__SHORT PROBLEM__
The data must be written out once more, precisely as given.

(Recorded data)
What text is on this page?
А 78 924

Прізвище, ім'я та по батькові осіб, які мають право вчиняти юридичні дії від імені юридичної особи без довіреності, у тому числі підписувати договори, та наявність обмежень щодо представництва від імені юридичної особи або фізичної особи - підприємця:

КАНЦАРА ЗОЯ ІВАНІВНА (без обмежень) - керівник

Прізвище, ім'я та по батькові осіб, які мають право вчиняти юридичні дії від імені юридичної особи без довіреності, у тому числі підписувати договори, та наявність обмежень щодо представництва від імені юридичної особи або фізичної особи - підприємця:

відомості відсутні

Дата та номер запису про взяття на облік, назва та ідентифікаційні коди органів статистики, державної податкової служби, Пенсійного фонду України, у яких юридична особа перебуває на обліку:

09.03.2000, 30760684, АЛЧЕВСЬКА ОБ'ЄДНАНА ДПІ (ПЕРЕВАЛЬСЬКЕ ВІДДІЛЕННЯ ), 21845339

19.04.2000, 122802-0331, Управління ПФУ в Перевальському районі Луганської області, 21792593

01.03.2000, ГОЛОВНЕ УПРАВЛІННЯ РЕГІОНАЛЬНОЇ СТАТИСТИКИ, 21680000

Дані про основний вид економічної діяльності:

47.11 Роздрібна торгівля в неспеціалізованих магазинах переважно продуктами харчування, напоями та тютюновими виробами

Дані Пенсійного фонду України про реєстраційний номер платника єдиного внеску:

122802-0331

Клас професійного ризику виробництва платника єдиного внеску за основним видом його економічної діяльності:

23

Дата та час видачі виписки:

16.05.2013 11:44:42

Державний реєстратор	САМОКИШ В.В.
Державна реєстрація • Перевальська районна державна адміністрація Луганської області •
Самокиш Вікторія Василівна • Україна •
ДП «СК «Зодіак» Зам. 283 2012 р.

__EXERCISE OUTPUT__
What text is on this page?
А 78 924

Прізвище, ім'я та по батькові осіб, які мають право вчиняти юридичні дії від імені юридичної особи без довіреності, у тому числі підписувати договори, та наявність обмежень щодо представництва від імені юридичної особи або фізичної особи - підприємця:

КАНЦАРА ЗОЯ ІВАНІВНА (без обмежень) - керівник

Прізвище, ім'я та по батькові осіб, які мають право вчиняти юридичні дії від імені юридичної особи без довіреності, у тому числі підписувати договори, та наявність обмежень щодо представництва від імені юридичної особи або фізичної особи - підприємця:

відомості відсутні

Дата та номер запису про взяття на облік, назва та ідентифікаційні коди органів статистики, державної податкової служби, Пенсійного фонду України, у яких юридична особа перебуває на обліку:

09.03.2000, 30760684, АЛЧЕВСЬКА ОБ'ЄДНАНА ДПІ (ПЕРЕВАЛЬСЬКЕ ВІДДІЛЕННЯ ), 21845339

19.04.2000, 122802-0331, Управління ПФУ в Перевальському районі Луганської області, 21792593

01.03.2000, ГОЛОВНЕ УПРАВЛІННЯ РЕГІОНАЛЬНОЇ СТАТИСТИКИ, 21680000

Дані про основний вид економічної діяльності:

47.11 Роздрібна торгівля в неспеціалізованих магазинах переважно продуктами харчування, напоями та тютюновими виробами

Дані Пенсійного фонду України про реєстраційний номер платника єдиного внеску:

122802-0331

Клас професійного ризику виробництва платника єдиного внеску за основним видом його економічної діяльності:

23

Дата та час видачі виписки:

16.05.2013 11:44:42

Державний реєстратор	САМОКИШ В.В.
Державна реєстрація • Перевальська районна державна адміністрація Луганської області •
Самокиш Вікторія Василівна • Україна •
ДП «СК «Зодіак» Зам. 283 2012 р.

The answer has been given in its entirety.